Set exercise → Restate the material word for word and leave out anything that is a picture.

Data section →
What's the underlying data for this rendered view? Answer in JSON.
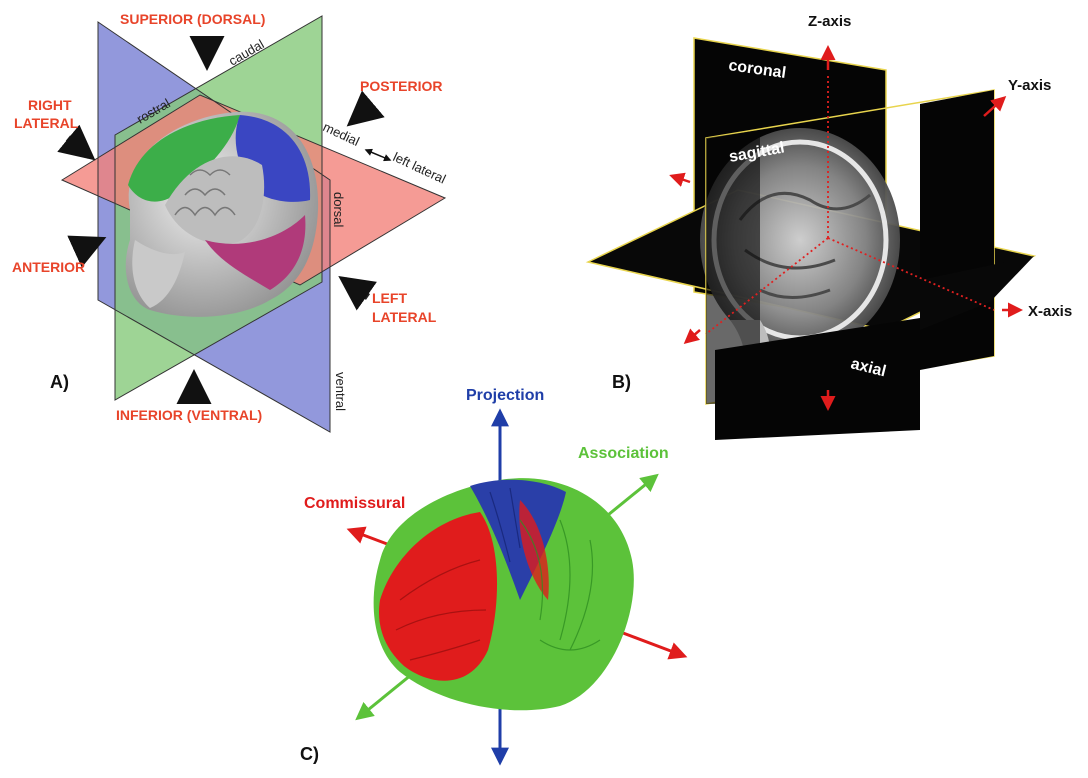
{
  "panel_a": {
    "letter": "A)",
    "superior": "SUPERIOR (DORSAL)",
    "right_lateral_1": "RIGHT",
    "right_lateral_2": "LATERAL",
    "posterior": "POSTERIOR",
    "anterior": "ANTERIOR",
    "left_lateral_1": "LEFT",
    "left_lateral_2": "LATERAL",
    "inferior": "INFERIOR (VENTRAL)",
    "caudal": "caudal",
    "rostral": "rostral",
    "medial": "medial",
    "left_lateral_small": "left lateral",
    "dorsal": "dorsal",
    "ventral": "ventral"
  },
  "panel_b": {
    "letter": "B)",
    "z_axis": "Z-axis",
    "y_axis": "Y-axis",
    "x_axis": "X-axis",
    "coronal": "coronal",
    "sagittal": "sagittal",
    "axial": "axial"
  },
  "panel_c": {
    "letter": "C)",
    "projection": "Projection",
    "association": "Association",
    "commissural": "Commissural"
  },
  "colors": {
    "label_red": "#e8442a",
    "plane_blue": "#7f86d6",
    "plane_green": "#86c97a",
    "plane_red": "#f2827a",
    "fiber_red": "#e01c1c",
    "fiber_green": "#5cc23a",
    "fiber_blue": "#2a3fa8"
  }
}
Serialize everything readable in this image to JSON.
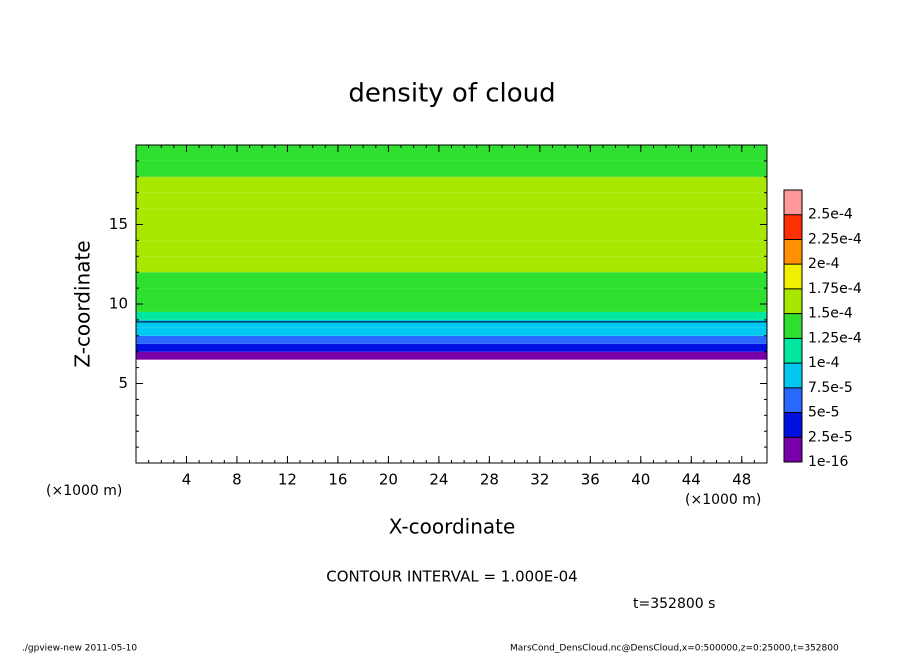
{
  "chart_data": {
    "type": "contour",
    "title": "density of cloud",
    "xlabel": "X-coordinate",
    "ylabel": "Z-coordinate",
    "xunit": "(×1000 m)",
    "xunit2": "(×1000 m)",
    "contour_note": "CONTOUR INTERVAL = 1.000E-04",
    "time_note": "t=352800 s",
    "footer_left": "./gpview-new  2011-05-10",
    "footer_right": "MarsCond_DensCloud.nc@DensCloud,x=0:500000,z=0:25000,t=352800",
    "xlim": [
      0,
      50
    ],
    "xticks": [
      4,
      8,
      12,
      16,
      20,
      24,
      28,
      32,
      36,
      40,
      44,
      48
    ],
    "ylim": [
      0,
      20
    ],
    "yticks": [
      5,
      10,
      15
    ],
    "contour_level": 0.0001,
    "z_edges": [
      6.5,
      7,
      7.5,
      8,
      8.5,
      9,
      9.5,
      10,
      11,
      12,
      13,
      14,
      15,
      16,
      17,
      18,
      19,
      20
    ],
    "values": [
      1e-05,
      3.5e-05,
      6e-05,
      8.5e-05,
      9.5e-05,
      0.000115,
      0.000135,
      0.00014,
      0.000145,
      0.00015,
      0.000155,
      0.00016,
      0.000155,
      0.00015,
      0.00015,
      0.000145,
      0.00014
    ],
    "colorbar": {
      "ticks": [
        {
          "value": 1e-16,
          "label": "1e-16"
        },
        {
          "value": 2.5e-05,
          "label": "2.5e-5"
        },
        {
          "value": 5e-05,
          "label": "5e-5"
        },
        {
          "value": 7.5e-05,
          "label": "7.5e-5"
        },
        {
          "value": 0.0001,
          "label": "1e-4"
        },
        {
          "value": 0.000125,
          "label": "1.25e-4"
        },
        {
          "value": 0.00015,
          "label": "1.5e-4"
        },
        {
          "value": 0.000175,
          "label": "1.75e-4"
        },
        {
          "value": 0.0002,
          "label": "2e-4"
        },
        {
          "value": 0.000225,
          "label": "2.25e-4"
        },
        {
          "value": 0.00025,
          "label": "2.5e-4"
        }
      ],
      "colors": [
        "#7800a8",
        "#0010e0",
        "#2a68ff",
        "#00c8f0",
        "#00e8a0",
        "#30e030",
        "#a8e800",
        "#f0f000",
        "#ff9000",
        "#ff3000",
        "#ff9898"
      ]
    }
  }
}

Reply to the exercise →
What's the underlying data for this rendered view? Answer in JSON.
{
  "panel_a": {
    "letter": "A)",
    "superior": "SUPERIOR (DORSAL)",
    "right_lateral_1": "RIGHT",
    "right_lateral_2": "LATERAL",
    "posterior": "POSTERIOR",
    "anterior": "ANTERIOR",
    "left_lateral_1": "LEFT",
    "left_lateral_2": "LATERAL",
    "inferior": "INFERIOR (VENTRAL)",
    "caudal": "caudal",
    "rostral": "rostral",
    "medial": "medial",
    "left_lateral_small": "left lateral",
    "dorsal": "dorsal",
    "ventral": "ventral"
  },
  "panel_b": {
    "letter": "B)",
    "z_axis": "Z-axis",
    "y_axis": "Y-axis",
    "x_axis": "X-axis",
    "coronal": "coronal",
    "sagittal": "sagittal",
    "axial": "axial"
  },
  "panel_c": {
    "letter": "C)",
    "projection": "Projection",
    "association": "Association",
    "commissural": "Commissural"
  },
  "colors": {
    "label_red": "#e8442a",
    "plane_blue": "#7f86d6",
    "plane_green": "#86c97a",
    "plane_red": "#f2827a",
    "fiber_red": "#e01c1c",
    "fiber_green": "#5cc23a",
    "fiber_blue": "#2a3fa8"
  }
}
Serialize everything readable in this image to JSON.
{
  "chart_data": {
    "type": "contour",
    "title": "density of cloud",
    "xlabel": "X-coordinate",
    "ylabel": "Z-coordinate",
    "xunit": "(×1000 m)",
    "xunit2": "(×1000 m)",
    "contour_note": "CONTOUR INTERVAL = 1.000E-04",
    "time_note": "t=352800 s",
    "footer_left": "./gpview-new  2011-05-10",
    "footer_right": "MarsCond_DensCloud.nc@DensCloud,x=0:500000,z=0:25000,t=352800",
    "xlim": [
      0,
      50
    ],
    "xticks": [
      4,
      8,
      12,
      16,
      20,
      24,
      28,
      32,
      36,
      40,
      44,
      48
    ],
    "ylim": [
      0,
      20
    ],
    "yticks": [
      5,
      10,
      15
    ],
    "contour_level": 0.0001,
    "z_edges": [
      6.5,
      7,
      7.5,
      8,
      8.5,
      9,
      9.5,
      10,
      11,
      12,
      13,
      14,
      15,
      16,
      17,
      18,
      19,
      20
    ],
    "values": [
      1e-05,
      3.5e-05,
      6e-05,
      8.5e-05,
      9.5e-05,
      0.000115,
      0.000135,
      0.00014,
      0.000145,
      0.00015,
      0.000155,
      0.00016,
      0.000155,
      0.00015,
      0.00015,
      0.000145,
      0.00014
    ],
    "colorbar": {
      "ticks": [
        {
          "value": 1e-16,
          "label": "1e-16"
        },
        {
          "value": 2.5e-05,
          "label": "2.5e-5"
        },
        {
          "value": 5e-05,
          "label": "5e-5"
        },
        {
          "value": 7.5e-05,
          "label": "7.5e-5"
        },
        {
          "value": 0.0001,
          "label": "1e-4"
        },
        {
          "value": 0.000125,
          "label": "1.25e-4"
        },
        {
          "value": 0.00015,
          "label": "1.5e-4"
        },
        {
          "value": 0.000175,
          "label": "1.75e-4"
        },
        {
          "value": 0.0002,
          "label": "2e-4"
        },
        {
          "value": 0.000225,
          "label": "2.25e-4"
        },
        {
          "value": 0.00025,
          "label": "2.5e-4"
        }
      ],
      "colors": [
        "#7800a8",
        "#0010e0",
        "#2a68ff",
        "#00c8f0",
        "#00e8a0",
        "#30e030",
        "#a8e800",
        "#f0f000",
        "#ff9000",
        "#ff3000",
        "#ff9898"
      ]
    }
  }
}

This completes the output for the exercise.